Report how many lines contain "structure", with no other words.
Start
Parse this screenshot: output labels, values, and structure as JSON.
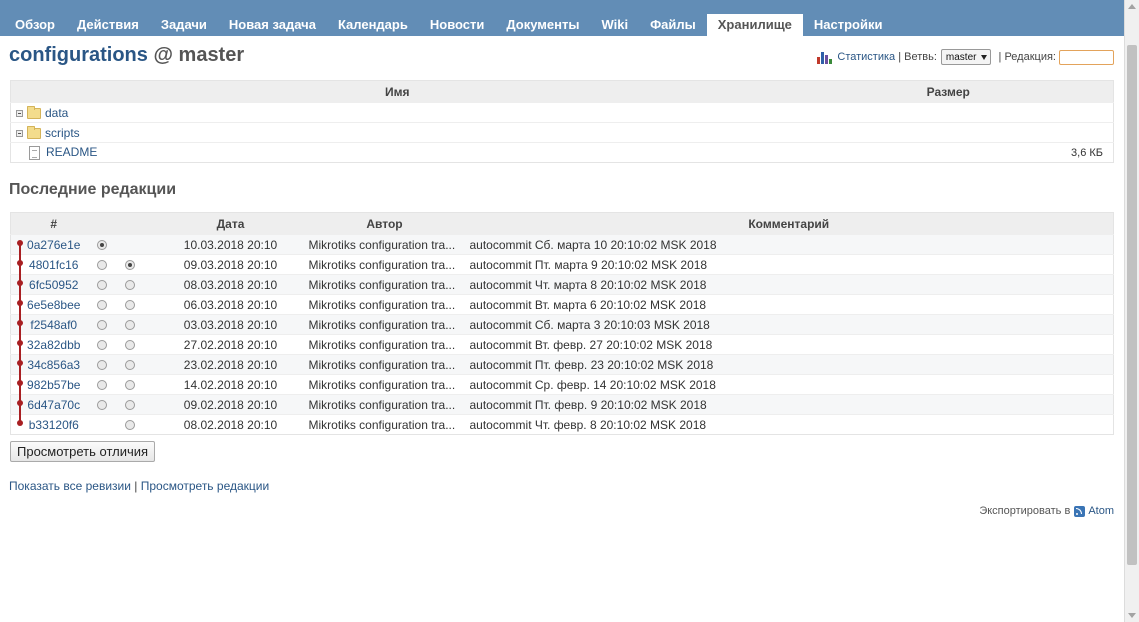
{
  "menu": {
    "tabs": [
      {
        "label": "Обзор"
      },
      {
        "label": "Действия"
      },
      {
        "label": "Задачи"
      },
      {
        "label": "Новая задача"
      },
      {
        "label": "Календарь"
      },
      {
        "label": "Новости"
      },
      {
        "label": "Документы"
      },
      {
        "label": "Wiki"
      },
      {
        "label": "Файлы"
      },
      {
        "label": "Хранилище",
        "selected": true
      },
      {
        "label": "Настройки"
      }
    ]
  },
  "title": {
    "repo": "configurations",
    "separator": "@",
    "branch": "master"
  },
  "toolbar": {
    "stats_icon": "bar-chart-icon",
    "stats_label": "Статистика",
    "sep1": " | ",
    "branch_label": "Ветвь:",
    "branch_value": "master",
    "sep2": " | ",
    "revision_label": "Редакция:",
    "revision_value": ""
  },
  "entries": {
    "headers": {
      "name": "Имя",
      "size": "Размер"
    },
    "rows": [
      {
        "name": "data",
        "type": "folder",
        "size": ""
      },
      {
        "name": "scripts",
        "type": "folder",
        "size": ""
      },
      {
        "name": "README",
        "type": "file",
        "size": "3,6 КБ"
      }
    ]
  },
  "revisions_section": {
    "heading": "Последние редакции",
    "headers": {
      "rev": "#",
      "date": "Дата",
      "author": "Автор",
      "comment": "Комментарий"
    },
    "rows": [
      {
        "rev": "0a276e1e",
        "radio1": true,
        "radio1_checked": true,
        "radio2": false,
        "radio2_checked": false,
        "date": "10.03.2018 20:10",
        "author": "Mikrotiks configuration tra...",
        "comment": "autocommit Сб. марта 10 20:10:02 MSK 2018"
      },
      {
        "rev": "4801fc16",
        "radio1": true,
        "radio1_checked": false,
        "radio2": true,
        "radio2_checked": true,
        "date": "09.03.2018 20:10",
        "author": "Mikrotiks configuration tra...",
        "comment": "autocommit Пт. марта 9 20:10:02 MSK 2018"
      },
      {
        "rev": "6fc50952",
        "radio1": true,
        "radio1_checked": false,
        "radio2": true,
        "radio2_checked": false,
        "date": "08.03.2018 20:10",
        "author": "Mikrotiks configuration tra...",
        "comment": "autocommit Чт. марта 8 20:10:02 MSK 2018"
      },
      {
        "rev": "6e5e8bee",
        "radio1": true,
        "radio1_checked": false,
        "radio2": true,
        "radio2_checked": false,
        "date": "06.03.2018 20:10",
        "author": "Mikrotiks configuration tra...",
        "comment": "autocommit Вт. марта 6 20:10:02 MSK 2018"
      },
      {
        "rev": "f2548af0",
        "radio1": true,
        "radio1_checked": false,
        "radio2": true,
        "radio2_checked": false,
        "date": "03.03.2018 20:10",
        "author": "Mikrotiks configuration tra...",
        "comment": "autocommit Сб. марта 3 20:10:03 MSK 2018"
      },
      {
        "rev": "32a82dbb",
        "radio1": true,
        "radio1_checked": false,
        "radio2": true,
        "radio2_checked": false,
        "date": "27.02.2018 20:10",
        "author": "Mikrotiks configuration tra...",
        "comment": "autocommit Вт. февр. 27 20:10:02 MSK 2018"
      },
      {
        "rev": "34c856a3",
        "radio1": true,
        "radio1_checked": false,
        "radio2": true,
        "radio2_checked": false,
        "date": "23.02.2018 20:10",
        "author": "Mikrotiks configuration tra...",
        "comment": "autocommit Пт. февр. 23 20:10:02 MSK 2018"
      },
      {
        "rev": "982b57be",
        "radio1": true,
        "radio1_checked": false,
        "radio2": true,
        "radio2_checked": false,
        "date": "14.02.2018 20:10",
        "author": "Mikrotiks configuration tra...",
        "comment": "autocommit Ср. февр. 14 20:10:02 MSK 2018"
      },
      {
        "rev": "6d47a70c",
        "radio1": true,
        "radio1_checked": false,
        "radio2": true,
        "radio2_checked": false,
        "date": "09.02.2018 20:10",
        "author": "Mikrotiks configuration tra...",
        "comment": "autocommit Пт. февр. 9 20:10:02 MSK 2018"
      },
      {
        "rev": "b33120f6",
        "radio1": false,
        "radio1_checked": false,
        "radio2": true,
        "radio2_checked": false,
        "date": "08.02.2018 20:10",
        "author": "Mikrotiks configuration tra...",
        "comment": "autocommit Чт. февр. 8 20:10:02 MSK 2018"
      }
    ]
  },
  "actions": {
    "diff_button": "Просмотреть отличия",
    "show_all": "Показать все ревизии",
    "links_sep": " | ",
    "view_revisions": "Просмотреть редакции"
  },
  "export": {
    "label": "Экспортировать в",
    "feed_icon": "rss-feed-icon",
    "atom": "Atom"
  },
  "colors": {
    "header_bg": "#628db6",
    "link": "#2a5685",
    "graph": "#a81f22"
  }
}
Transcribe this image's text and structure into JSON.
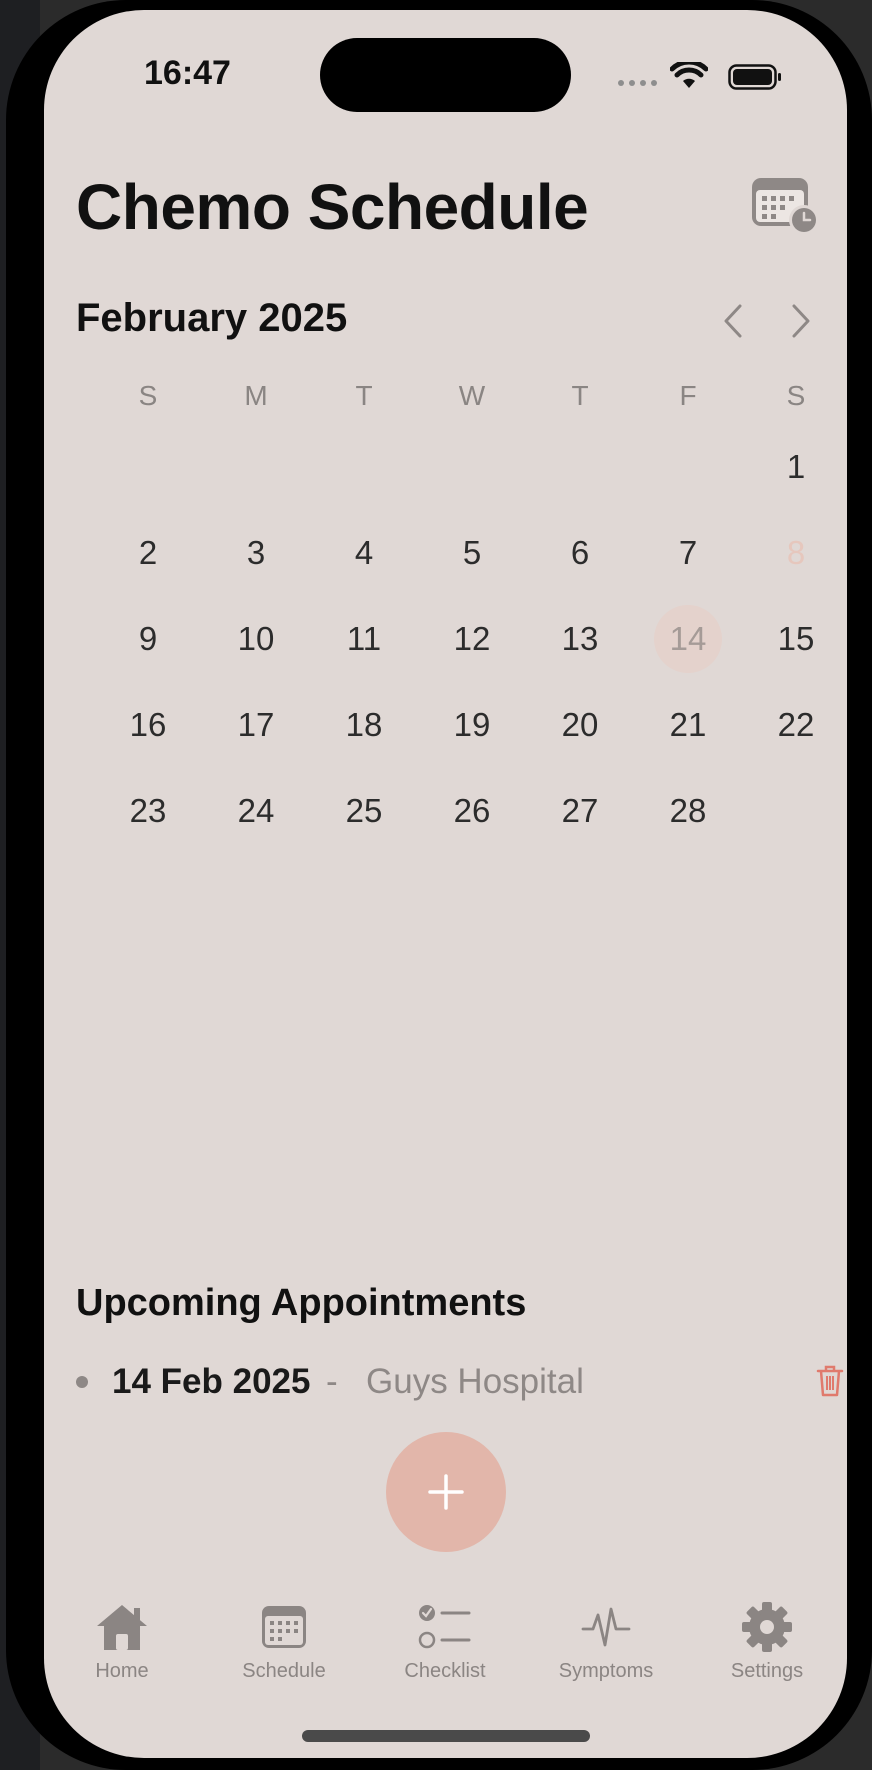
{
  "status": {
    "time": "16:47"
  },
  "header": {
    "title": "Chemo Schedule",
    "calendar_icon": "calendar-clock-icon"
  },
  "calendar": {
    "month_label": "February 2025",
    "weekdays": [
      "S",
      "M",
      "T",
      "W",
      "T",
      "F",
      "S"
    ],
    "days": [
      "1",
      "2",
      "3",
      "4",
      "5",
      "6",
      "7",
      "8",
      "9",
      "10",
      "11",
      "12",
      "13",
      "14",
      "15",
      "16",
      "17",
      "18",
      "19",
      "20",
      "21",
      "22",
      "23",
      "24",
      "25",
      "26",
      "27",
      "28"
    ],
    "selected_day": "14",
    "muted_day": "8",
    "colors": {
      "selected_bg": "#e4d2cc",
      "muted": "#e6c7bd"
    }
  },
  "upcoming": {
    "title": "Upcoming Appointments",
    "items": [
      {
        "date": "14 Feb 2025",
        "separator": "-",
        "place": "Guys Hospital"
      }
    ]
  },
  "fab": {
    "icon": "plus-icon",
    "color": "#e2b6aa"
  },
  "tabbar": {
    "items": [
      {
        "label": "Home",
        "icon": "home-icon"
      },
      {
        "label": "Schedule",
        "icon": "calendar-icon"
      },
      {
        "label": "Checklist",
        "icon": "checklist-icon"
      },
      {
        "label": "Symptoms",
        "icon": "waveform-icon"
      },
      {
        "label": "Settings",
        "icon": "gear-icon"
      }
    ]
  },
  "colors": {
    "background": "#e0d8d5",
    "accent": "#e2b6aa",
    "danger": "#e07a6d"
  }
}
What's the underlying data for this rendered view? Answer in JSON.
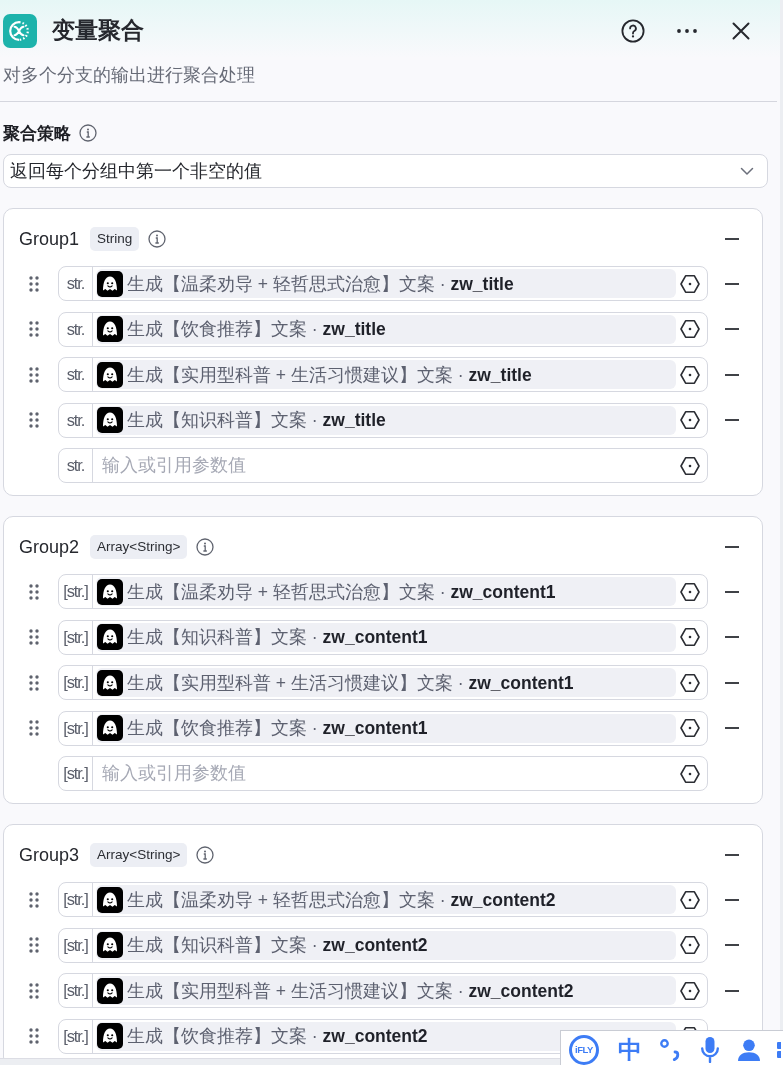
{
  "header": {
    "title": "变量聚合",
    "subtitle": "对多个分支的输出进行聚合处理"
  },
  "strategy": {
    "label": "聚合策略",
    "value": "返回每个分组中第一个非空的值"
  },
  "groups": [
    {
      "title": "Group1",
      "type": "String",
      "rows": [
        {
          "kind": "reference",
          "type_label": "str.",
          "text": "生成【温柔劝导 + 轻哲思式治愈】文案 · **zw_title**"
        },
        {
          "kind": "reference",
          "type_label": "str.",
          "text": "生成【饮食推荐】文案 · **zw_title**"
        },
        {
          "kind": "reference",
          "type_label": "str.",
          "text": "生成【实用型科普 + 生活习惯建议】文案 · **zw_title**"
        },
        {
          "kind": "reference",
          "type_label": "str.",
          "text": "生成【知识科普】文案 · **zw_title**"
        },
        {
          "kind": "input",
          "type_label": "str.",
          "placeholder": "输入或引用参数值"
        }
      ]
    },
    {
      "title": "Group2",
      "type": "Array<String>",
      "rows": [
        {
          "kind": "reference",
          "type_label": "[str.]",
          "text": "生成【温柔劝导 + 轻哲思式治愈】文案 · **zw_content1**"
        },
        {
          "kind": "reference",
          "type_label": "[str.]",
          "text": "生成【知识科普】文案 · **zw_content1**"
        },
        {
          "kind": "reference",
          "type_label": "[str.]",
          "text": "生成【实用型科普 + 生活习惯建议】文案 · **zw_content1**"
        },
        {
          "kind": "reference",
          "type_label": "[str.]",
          "text": "生成【饮食推荐】文案 · **zw_content1**"
        },
        {
          "kind": "input",
          "type_label": "[str.]",
          "placeholder": "输入或引用参数值"
        }
      ]
    },
    {
      "title": "Group3",
      "type": "Array<String>",
      "rows": [
        {
          "kind": "reference",
          "type_label": "[str.]",
          "text": "生成【温柔劝导 + 轻哲思式治愈】文案 · **zw_content2**"
        },
        {
          "kind": "reference",
          "type_label": "[str.]",
          "text": "生成【知识科普】文案 · **zw_content2**"
        },
        {
          "kind": "reference",
          "type_label": "[str.]",
          "text": "生成【实用型科普 + 生活习惯建议】文案 · **zw_content2**"
        },
        {
          "kind": "reference",
          "type_label": "[str.]",
          "text": "生成【饮食推荐】文案 · **zw_content2**"
        }
      ]
    }
  ],
  "ime_toolbar": {
    "logo": "iFLY",
    "mode": "中"
  }
}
End
Final result
2